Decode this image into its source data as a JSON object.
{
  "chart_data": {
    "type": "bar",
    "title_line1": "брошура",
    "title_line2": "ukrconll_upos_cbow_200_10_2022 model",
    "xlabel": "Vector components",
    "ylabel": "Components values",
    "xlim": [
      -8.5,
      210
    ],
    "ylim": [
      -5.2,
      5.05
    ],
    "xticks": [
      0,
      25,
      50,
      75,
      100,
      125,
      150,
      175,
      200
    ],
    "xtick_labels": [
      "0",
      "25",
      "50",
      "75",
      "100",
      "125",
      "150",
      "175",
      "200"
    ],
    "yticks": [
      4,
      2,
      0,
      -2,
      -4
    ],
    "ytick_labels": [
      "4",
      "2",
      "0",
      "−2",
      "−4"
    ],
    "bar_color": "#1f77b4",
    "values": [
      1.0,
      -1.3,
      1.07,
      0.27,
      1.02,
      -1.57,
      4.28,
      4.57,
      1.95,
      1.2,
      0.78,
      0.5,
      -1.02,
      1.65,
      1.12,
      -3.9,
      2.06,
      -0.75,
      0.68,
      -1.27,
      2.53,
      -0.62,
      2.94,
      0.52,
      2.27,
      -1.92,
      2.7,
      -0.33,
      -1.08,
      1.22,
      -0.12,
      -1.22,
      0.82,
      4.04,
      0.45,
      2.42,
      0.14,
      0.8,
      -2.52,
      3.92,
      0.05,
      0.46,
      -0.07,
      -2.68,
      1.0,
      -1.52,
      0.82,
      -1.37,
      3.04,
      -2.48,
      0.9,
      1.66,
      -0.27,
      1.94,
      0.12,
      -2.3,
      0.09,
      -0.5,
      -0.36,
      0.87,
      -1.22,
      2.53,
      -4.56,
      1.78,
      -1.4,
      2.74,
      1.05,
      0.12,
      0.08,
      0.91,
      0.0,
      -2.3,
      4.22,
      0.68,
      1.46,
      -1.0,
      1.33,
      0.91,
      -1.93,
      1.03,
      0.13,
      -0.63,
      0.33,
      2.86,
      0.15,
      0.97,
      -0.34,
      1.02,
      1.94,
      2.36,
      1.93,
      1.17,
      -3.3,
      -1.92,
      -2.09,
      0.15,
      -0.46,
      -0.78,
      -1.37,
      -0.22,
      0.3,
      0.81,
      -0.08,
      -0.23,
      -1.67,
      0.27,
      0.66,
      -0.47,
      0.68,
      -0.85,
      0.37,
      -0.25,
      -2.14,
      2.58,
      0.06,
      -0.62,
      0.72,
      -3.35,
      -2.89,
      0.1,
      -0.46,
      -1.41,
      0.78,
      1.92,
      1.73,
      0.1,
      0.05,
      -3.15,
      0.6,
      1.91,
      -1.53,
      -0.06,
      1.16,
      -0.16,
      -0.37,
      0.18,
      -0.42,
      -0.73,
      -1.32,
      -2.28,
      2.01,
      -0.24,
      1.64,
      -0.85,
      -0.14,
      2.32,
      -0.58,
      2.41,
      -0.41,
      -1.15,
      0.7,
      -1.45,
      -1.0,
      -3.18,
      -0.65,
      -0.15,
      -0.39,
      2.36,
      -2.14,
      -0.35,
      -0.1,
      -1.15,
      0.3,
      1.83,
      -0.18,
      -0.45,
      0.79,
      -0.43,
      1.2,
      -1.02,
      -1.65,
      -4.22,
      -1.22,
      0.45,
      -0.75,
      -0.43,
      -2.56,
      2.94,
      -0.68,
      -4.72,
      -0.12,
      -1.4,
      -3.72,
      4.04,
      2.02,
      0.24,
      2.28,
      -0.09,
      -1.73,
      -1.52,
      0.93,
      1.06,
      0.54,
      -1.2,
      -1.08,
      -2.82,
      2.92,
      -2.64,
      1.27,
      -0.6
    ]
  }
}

*****

=== DESCRIPTION OF THE TASK ===
Every entry should be printed again exactly as written.

=== TASK SOLUTION ===
Decode this image into its source data as a JSON object.
{
  "chart_data": {
    "type": "bar",
    "title_line1": "брошура",
    "title_line2": "ukrconll_upos_cbow_200_10_2022 model",
    "xlabel": "Vector components",
    "ylabel": "Components values",
    "xlim": [
      -8.5,
      210
    ],
    "ylim": [
      -5.2,
      5.05
    ],
    "xticks": [
      0,
      25,
      50,
      75,
      100,
      125,
      150,
      175,
      200
    ],
    "xtick_labels": [
      "0",
      "25",
      "50",
      "75",
      "100",
      "125",
      "150",
      "175",
      "200"
    ],
    "yticks": [
      4,
      2,
      0,
      -2,
      -4
    ],
    "ytick_labels": [
      "4",
      "2",
      "0",
      "−2",
      "−4"
    ],
    "bar_color": "#1f77b4",
    "values": [
      1.0,
      -1.3,
      1.07,
      0.27,
      1.02,
      -1.57,
      4.28,
      4.57,
      1.95,
      1.2,
      0.78,
      0.5,
      -1.02,
      1.65,
      1.12,
      -3.9,
      2.06,
      -0.75,
      0.68,
      -1.27,
      2.53,
      -0.62,
      2.94,
      0.52,
      2.27,
      -1.92,
      2.7,
      -0.33,
      -1.08,
      1.22,
      -0.12,
      -1.22,
      0.82,
      4.04,
      0.45,
      2.42,
      0.14,
      0.8,
      -2.52,
      3.92,
      0.05,
      0.46,
      -0.07,
      -2.68,
      1.0,
      -1.52,
      0.82,
      -1.37,
      3.04,
      -2.48,
      0.9,
      1.66,
      -0.27,
      1.94,
      0.12,
      -2.3,
      0.09,
      -0.5,
      -0.36,
      0.87,
      -1.22,
      2.53,
      -4.56,
      1.78,
      -1.4,
      2.74,
      1.05,
      0.12,
      0.08,
      0.91,
      0.0,
      -2.3,
      4.22,
      0.68,
      1.46,
      -1.0,
      1.33,
      0.91,
      -1.93,
      1.03,
      0.13,
      -0.63,
      0.33,
      2.86,
      0.15,
      0.97,
      -0.34,
      1.02,
      1.94,
      2.36,
      1.93,
      1.17,
      -3.3,
      -1.92,
      -2.09,
      0.15,
      -0.46,
      -0.78,
      -1.37,
      -0.22,
      0.3,
      0.81,
      -0.08,
      -0.23,
      -1.67,
      0.27,
      0.66,
      -0.47,
      0.68,
      -0.85,
      0.37,
      -0.25,
      -2.14,
      2.58,
      0.06,
      -0.62,
      0.72,
      -3.35,
      -2.89,
      0.1,
      -0.46,
      -1.41,
      0.78,
      1.92,
      1.73,
      0.1,
      0.05,
      -3.15,
      0.6,
      1.91,
      -1.53,
      -0.06,
      1.16,
      -0.16,
      -0.37,
      0.18,
      -0.42,
      -0.73,
      -1.32,
      -2.28,
      2.01,
      -0.24,
      1.64,
      -0.85,
      -0.14,
      2.32,
      -0.58,
      2.41,
      -0.41,
      -1.15,
      0.7,
      -1.45,
      -1.0,
      -3.18,
      -0.65,
      -0.15,
      -0.39,
      2.36,
      -2.14,
      -0.35,
      -0.1,
      -1.15,
      0.3,
      1.83,
      -0.18,
      -0.45,
      0.79,
      -0.43,
      1.2,
      -1.02,
      -1.65,
      -4.22,
      -1.22,
      0.45,
      -0.75,
      -0.43,
      -2.56,
      2.94,
      -0.68,
      -4.72,
      -0.12,
      -1.4,
      -3.72,
      4.04,
      2.02,
      0.24,
      2.28,
      -0.09,
      -1.73,
      -1.52,
      0.93,
      1.06,
      0.54,
      -1.2,
      -1.08,
      -2.82,
      2.92,
      -2.64,
      1.27,
      -0.6
    ]
  }
}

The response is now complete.